Exercise materials:
====

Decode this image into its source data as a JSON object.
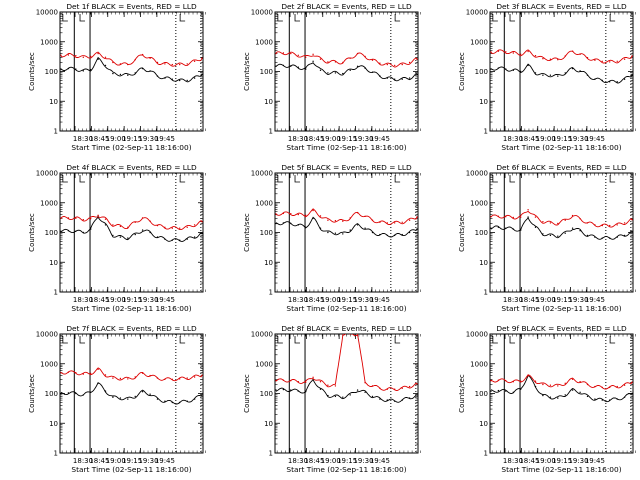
{
  "figure": {
    "xlabel": "Start Time (02-Sep-11 18:16:00)",
    "ylabel": "Counts/sec"
  },
  "colors": {
    "events": "#000000",
    "lld": "#dd0000"
  },
  "chart_data": [
    {
      "type": "line",
      "title": "Det 1f BLACK = Events, RED = LLD",
      "x_ticks": [
        "18:30",
        "18:45",
        "19:00",
        "19:15",
        "19:30",
        "19:45"
      ],
      "y_ticks": [
        "1",
        "10",
        "100",
        "1000",
        "10000"
      ],
      "ylim": [
        1,
        10000
      ],
      "yscale": "log",
      "series": [
        {
          "name": "Events",
          "values": [
            120,
            125,
            120,
            105,
            115,
            260,
            160,
            85,
            80,
            75,
            90,
            125,
            105,
            70,
            60,
            55,
            50,
            50,
            60,
            80
          ]
        },
        {
          "name": "LLD",
          "values": [
            350,
            360,
            340,
            300,
            320,
            400,
            300,
            200,
            180,
            170,
            250,
            370,
            280,
            200,
            180,
            170,
            170,
            180,
            220,
            280
          ]
        }
      ]
    },
    {
      "type": "line",
      "title": "Det 2f BLACK = Events, RED = LLD",
      "x_ticks": [
        "18:30",
        "18:45",
        "19:00",
        "19:15",
        "19:30",
        "19:45"
      ],
      "y_ticks": [
        "1",
        "10",
        "100",
        "1000",
        "10000"
      ],
      "ylim": [
        1,
        10000
      ],
      "yscale": "log",
      "series": [
        {
          "name": "Events",
          "values": [
            150,
            160,
            150,
            140,
            120,
            220,
            110,
            90,
            90,
            85,
            110,
            150,
            130,
            95,
            70,
            60,
            55,
            55,
            60,
            80
          ]
        },
        {
          "name": "LLD",
          "values": [
            400,
            420,
            400,
            350,
            300,
            380,
            260,
            210,
            210,
            200,
            280,
            400,
            320,
            240,
            190,
            170,
            160,
            170,
            200,
            260
          ]
        }
      ]
    },
    {
      "type": "line",
      "title": "Det 3f BLACK = Events, RED = LLD",
      "x_ticks": [
        "18:30",
        "18:45",
        "19:00",
        "19:15",
        "19:30",
        "19:45"
      ],
      "y_ticks": [
        "1",
        "10",
        "100",
        "1000",
        "10000"
      ],
      "ylim": [
        1,
        10000
      ],
      "yscale": "log",
      "series": [
        {
          "name": "Events",
          "values": [
            120,
            130,
            120,
            110,
            100,
            160,
            90,
            75,
            75,
            70,
            90,
            125,
            105,
            75,
            55,
            50,
            45,
            45,
            55,
            75
          ]
        },
        {
          "name": "LLD",
          "values": [
            450,
            480,
            460,
            420,
            380,
            470,
            340,
            270,
            260,
            250,
            330,
            480,
            380,
            290,
            240,
            220,
            210,
            220,
            260,
            330
          ]
        }
      ]
    },
    {
      "type": "line",
      "title": "Det 4f BLACK = Events, RED = LLD",
      "x_ticks": [
        "18:30",
        "18:45",
        "19:00",
        "19:15",
        "19:30",
        "19:45"
      ],
      "y_ticks": [
        "1",
        "10",
        "100",
        "1000",
        "10000"
      ],
      "ylim": [
        1,
        10000
      ],
      "yscale": "log",
      "series": [
        {
          "name": "Events",
          "values": [
            110,
            115,
            110,
            100,
            130,
            360,
            180,
            80,
            70,
            65,
            85,
            120,
            100,
            70,
            60,
            55,
            55,
            60,
            70,
            95
          ]
        },
        {
          "name": "LLD",
          "values": [
            300,
            310,
            300,
            270,
            290,
            380,
            280,
            180,
            160,
            150,
            220,
            310,
            240,
            170,
            150,
            140,
            140,
            150,
            180,
            230
          ]
        }
      ]
    },
    {
      "type": "line",
      "title": "Det 5f BLACK = Events, RED = LLD",
      "x_ticks": [
        "18:30",
        "18:45",
        "19:00",
        "19:15",
        "19:30",
        "19:45"
      ],
      "y_ticks": [
        "1",
        "10",
        "100",
        "1000",
        "10000"
      ],
      "ylim": [
        1,
        10000
      ],
      "yscale": "log",
      "series": [
        {
          "name": "Events",
          "values": [
            200,
            210,
            200,
            180,
            150,
            300,
            140,
            100,
            95,
            90,
            120,
            180,
            140,
            100,
            85,
            80,
            80,
            85,
            100,
            130
          ]
        },
        {
          "name": "LLD",
          "values": [
            420,
            440,
            430,
            400,
            380,
            550,
            360,
            260,
            250,
            240,
            310,
            460,
            350,
            260,
            220,
            210,
            210,
            220,
            260,
            330
          ]
        }
      ]
    },
    {
      "type": "line",
      "title": "Det 6f BLACK = Events, RED = LLD",
      "x_ticks": [
        "18:30",
        "18:45",
        "19:00",
        "19:15",
        "19:30",
        "19:45"
      ],
      "y_ticks": [
        "1",
        "10",
        "100",
        "1000",
        "10000"
      ],
      "ylim": [
        1,
        10000
      ],
      "yscale": "log",
      "series": [
        {
          "name": "Events",
          "values": [
            140,
            150,
            140,
            130,
            120,
            330,
            150,
            90,
            80,
            75,
            95,
            140,
            115,
            80,
            70,
            65,
            65,
            70,
            80,
            110
          ]
        },
        {
          "name": "LLD",
          "values": [
            340,
            350,
            340,
            320,
            330,
            580,
            330,
            230,
            210,
            200,
            260,
            370,
            290,
            210,
            180,
            170,
            170,
            180,
            210,
            270
          ]
        }
      ]
    },
    {
      "type": "line",
      "title": "Det 7f BLACK = Events, RED = LLD",
      "x_ticks": [
        "18:30",
        "18:45",
        "19:00",
        "19:15",
        "19:30",
        "19:45"
      ],
      "y_ticks": [
        "1",
        "10",
        "100",
        "1000",
        "10000"
      ],
      "ylim": [
        1,
        10000
      ],
      "yscale": "log",
      "series": [
        {
          "name": "Events",
          "values": [
            100,
            105,
            100,
            90,
            110,
            220,
            120,
            75,
            70,
            65,
            80,
            115,
            95,
            65,
            55,
            50,
            50,
            55,
            65,
            90
          ]
        },
        {
          "name": "LLD",
          "values": [
            500,
            520,
            500,
            450,
            470,
            650,
            420,
            330,
            320,
            310,
            360,
            480,
            400,
            330,
            300,
            300,
            310,
            330,
            360,
            410
          ]
        }
      ]
    },
    {
      "type": "line",
      "title": "Det 8f BLACK = Events, RED = LLD",
      "x_ticks": [
        "18:30",
        "18:45",
        "19:00",
        "19:15",
        "19:30",
        "19:45"
      ],
      "y_ticks": [
        "1",
        "10",
        "100",
        "1000",
        "10000"
      ],
      "ylim": [
        1,
        10000
      ],
      "yscale": "log",
      "series": [
        {
          "name": "Events",
          "values": [
            130,
            135,
            130,
            120,
            115,
            300,
            140,
            85,
            80,
            75,
            90,
            130,
            110,
            80,
            65,
            60,
            55,
            60,
            70,
            90
          ]
        },
        {
          "name": "LLD",
          "values": [
            270,
            280,
            270,
            250,
            240,
            350,
            250,
            190,
            180,
            12000,
            12000,
            12000,
            230,
            180,
            150,
            140,
            140,
            150,
            170,
            210
          ]
        }
      ]
    },
    {
      "type": "line",
      "title": "Det 9f BLACK = Events, RED = LLD",
      "x_ticks": [
        "18:30",
        "18:45",
        "19:00",
        "19:15",
        "19:30",
        "19:45"
      ],
      "y_ticks": [
        "1",
        "10",
        "100",
        "1000",
        "10000"
      ],
      "ylim": [
        1,
        10000
      ],
      "yscale": "log",
      "series": [
        {
          "name": "Events",
          "values": [
            120,
            125,
            120,
            110,
            140,
            400,
            170,
            85,
            75,
            70,
            90,
            130,
            110,
            80,
            65,
            60,
            60,
            65,
            75,
            100
          ]
        },
        {
          "name": "LLD",
          "values": [
            270,
            280,
            270,
            250,
            260,
            390,
            260,
            200,
            190,
            180,
            220,
            300,
            250,
            200,
            170,
            160,
            160,
            170,
            190,
            240
          ]
        }
      ]
    }
  ]
}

====

The task: All lines holding the word "BLACK" should be picked out and copied.

Response to this task:
      "title": "Det 1f BLACK = Events, RED = LLD",
      "title": "Det 2f BLACK = Events, RED = LLD",
      "title": "Det 3f BLACK = Events, RED = LLD",
      "title": "Det 4f BLACK = Events, RED = LLD",
      "title": "Det 5f BLACK = Events, RED = LLD",
      "title": "Det 6f BLACK = Events, RED = LLD",
      "title": "Det 7f BLACK = Events, RED = LLD",
      "title": "Det 8f BLACK = Events, RED = LLD",
      "title": "Det 9f BLACK = Events, RED = LLD",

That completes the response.